# The task
Copy every line of the data exactly, leaving nothing out.

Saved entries
::::::::

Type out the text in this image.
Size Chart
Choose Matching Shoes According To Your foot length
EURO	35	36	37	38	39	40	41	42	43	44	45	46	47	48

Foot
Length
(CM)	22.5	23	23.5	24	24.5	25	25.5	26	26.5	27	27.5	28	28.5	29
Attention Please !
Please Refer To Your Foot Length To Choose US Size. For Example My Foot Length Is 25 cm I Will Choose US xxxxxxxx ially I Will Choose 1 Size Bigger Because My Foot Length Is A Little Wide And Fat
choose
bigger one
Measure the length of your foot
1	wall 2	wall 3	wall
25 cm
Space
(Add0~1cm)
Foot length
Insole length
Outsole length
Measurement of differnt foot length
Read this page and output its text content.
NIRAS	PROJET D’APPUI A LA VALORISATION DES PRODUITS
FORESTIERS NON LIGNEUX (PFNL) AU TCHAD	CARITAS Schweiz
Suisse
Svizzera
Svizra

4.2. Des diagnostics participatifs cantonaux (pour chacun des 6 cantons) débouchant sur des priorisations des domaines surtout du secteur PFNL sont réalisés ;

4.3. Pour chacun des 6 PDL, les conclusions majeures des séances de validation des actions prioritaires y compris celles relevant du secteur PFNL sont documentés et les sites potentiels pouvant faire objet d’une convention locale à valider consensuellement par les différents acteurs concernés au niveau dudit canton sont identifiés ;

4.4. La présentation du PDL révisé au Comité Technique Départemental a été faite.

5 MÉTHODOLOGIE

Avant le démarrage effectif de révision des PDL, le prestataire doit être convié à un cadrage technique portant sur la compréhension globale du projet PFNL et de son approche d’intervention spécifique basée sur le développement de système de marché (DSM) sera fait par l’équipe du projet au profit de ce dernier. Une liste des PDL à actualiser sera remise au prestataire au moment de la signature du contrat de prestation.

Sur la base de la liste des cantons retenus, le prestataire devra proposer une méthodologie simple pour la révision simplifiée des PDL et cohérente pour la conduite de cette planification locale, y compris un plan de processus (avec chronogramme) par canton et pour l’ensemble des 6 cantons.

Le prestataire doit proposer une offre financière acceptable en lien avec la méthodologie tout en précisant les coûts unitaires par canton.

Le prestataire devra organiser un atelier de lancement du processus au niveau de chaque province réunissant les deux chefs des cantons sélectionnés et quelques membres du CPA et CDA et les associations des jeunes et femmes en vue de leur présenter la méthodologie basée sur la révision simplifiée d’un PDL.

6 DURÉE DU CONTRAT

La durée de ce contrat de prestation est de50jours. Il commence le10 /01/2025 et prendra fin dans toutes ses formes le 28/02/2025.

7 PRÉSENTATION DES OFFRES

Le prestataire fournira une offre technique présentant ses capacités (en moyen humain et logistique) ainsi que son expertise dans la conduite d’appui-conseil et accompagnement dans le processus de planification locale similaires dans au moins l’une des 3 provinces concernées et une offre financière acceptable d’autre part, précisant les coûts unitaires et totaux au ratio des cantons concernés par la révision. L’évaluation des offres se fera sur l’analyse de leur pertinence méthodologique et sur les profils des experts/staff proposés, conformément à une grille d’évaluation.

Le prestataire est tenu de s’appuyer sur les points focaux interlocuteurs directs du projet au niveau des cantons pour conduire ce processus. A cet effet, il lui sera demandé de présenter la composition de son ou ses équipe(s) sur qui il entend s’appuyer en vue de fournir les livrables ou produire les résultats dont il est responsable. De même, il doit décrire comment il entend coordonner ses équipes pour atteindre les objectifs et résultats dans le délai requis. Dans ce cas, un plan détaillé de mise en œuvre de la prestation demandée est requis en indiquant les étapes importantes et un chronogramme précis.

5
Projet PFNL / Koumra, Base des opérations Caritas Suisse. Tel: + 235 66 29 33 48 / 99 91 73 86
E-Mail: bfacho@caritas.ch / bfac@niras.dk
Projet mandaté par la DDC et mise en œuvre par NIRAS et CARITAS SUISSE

::::::::

# Result of this task
Type out the text in this image.
Size Chart
Choose Matching Shoes According To Your foot length
EURO	35	36	37	38	39	40	41	42	43	44	45	46	47	48

Foot
Length
(CM)	22.5	23	23.5	24	24.5	25	25.5	26	26.5	27	27.5	28	28.5	29
Attention Please !
Please Refer To Your Foot Length To Choose US Size. For Example My Foot Length Is 25 cm I Will Choose US xxxxxxxx ially I Will Choose 1 Size Bigger Because My Foot Length Is A Little Wide And Fat
choose
bigger one
Measure the length of your foot
1	wall 2	wall 3	wall
25 cm
Space
(Add0~1cm)
Foot length
Insole length
Outsole length
Measurement of differnt foot length
Read this page and output its text content.
NIRAS	PROJET D’APPUI A LA VALORISATION DES PRODUITS
FORESTIERS NON LIGNEUX (PFNL) AU TCHAD	CARITAS Schweiz
Suisse
Svizzera
Svizra

4.2. Des diagnostics participatifs cantonaux (pour chacun des 6 cantons) débouchant sur des priorisations des domaines surtout du secteur PFNL sont réalisés ;

4.3. Pour chacun des 6 PDL, les conclusions majeures des séances de validation des actions prioritaires y compris celles relevant du secteur PFNL sont documentés et les sites potentiels pouvant faire objet d’une convention locale à valider consensuellement par les différents acteurs concernés au niveau dudit canton sont identifiés ;

4.4. La présentation du PDL révisé au Comité Technique Départemental a été faite.

5 MÉTHODOLOGIE

Avant le démarrage effectif de révision des PDL, le prestataire doit être convié à un cadrage technique portant sur la compréhension globale du projet PFNL et de son approche d’intervention spécifique basée sur le développement de système de marché (DSM) sera fait par l’équipe du projet au profit de ce dernier. Une liste des PDL à actualiser sera remise au prestataire au moment de la signature du contrat de prestation.

Sur la base de la liste des cantons retenus, le prestataire devra proposer une méthodologie simple pour la révision simplifiée des PDL et cohérente pour la conduite de cette planification locale, y compris un plan de processus (avec chronogramme) par canton et pour l’ensemble des 6 cantons.

Le prestataire doit proposer une offre financière acceptable en lien avec la méthodologie tout en précisant les coûts unitaires par canton.

Le prestataire devra organiser un atelier de lancement du processus au niveau de chaque province réunissant les deux chefs des cantons sélectionnés et quelques membres du CPA et CDA et les associations des jeunes et femmes en vue de leur présenter la méthodologie basée sur la révision simplifiée d’un PDL.

6 DURÉE DU CONTRAT

La durée de ce contrat de prestation est de50jours. Il commence le10 /01/2025 et prendra fin dans toutes ses formes le 28/02/2025.

7 PRÉSENTATION DES OFFRES

Le prestataire fournira une offre technique présentant ses capacités (en moyen humain et logistique) ainsi que son expertise dans la conduite d’appui-conseil et accompagnement dans le processus de planification locale similaires dans au moins l’une des 3 provinces concernées et une offre financière acceptable d’autre part, précisant les coûts unitaires et totaux au ratio des cantons concernés par la révision. L’évaluation des offres se fera sur l’analyse de leur pertinence méthodologique et sur les profils des experts/staff proposés, conformément à une grille d’évaluation.

Le prestataire est tenu de s’appuyer sur les points focaux interlocuteurs directs du projet au niveau des cantons pour conduire ce processus. A cet effet, il lui sera demandé de présenter la composition de son ou ses équipe(s) sur qui il entend s’appuyer en vue de fournir les livrables ou produire les résultats dont il est responsable. De même, il doit décrire comment il entend coordonner ses équipes pour atteindre les objectifs et résultats dans le délai requis. Dans ce cas, un plan détaillé de mise en œuvre de la prestation demandée est requis en indiquant les étapes importantes et un chronogramme précis.

5
Projet PFNL / Koumra, Base des opérations Caritas Suisse. Tel: + 235 66 29 33 48 / 99 91 73 86
E-Mail: bfacho@caritas.ch / bfac@niras.dk
Projet mandaté par la DDC et mise en œuvre par NIRAS et CARITAS SUISSE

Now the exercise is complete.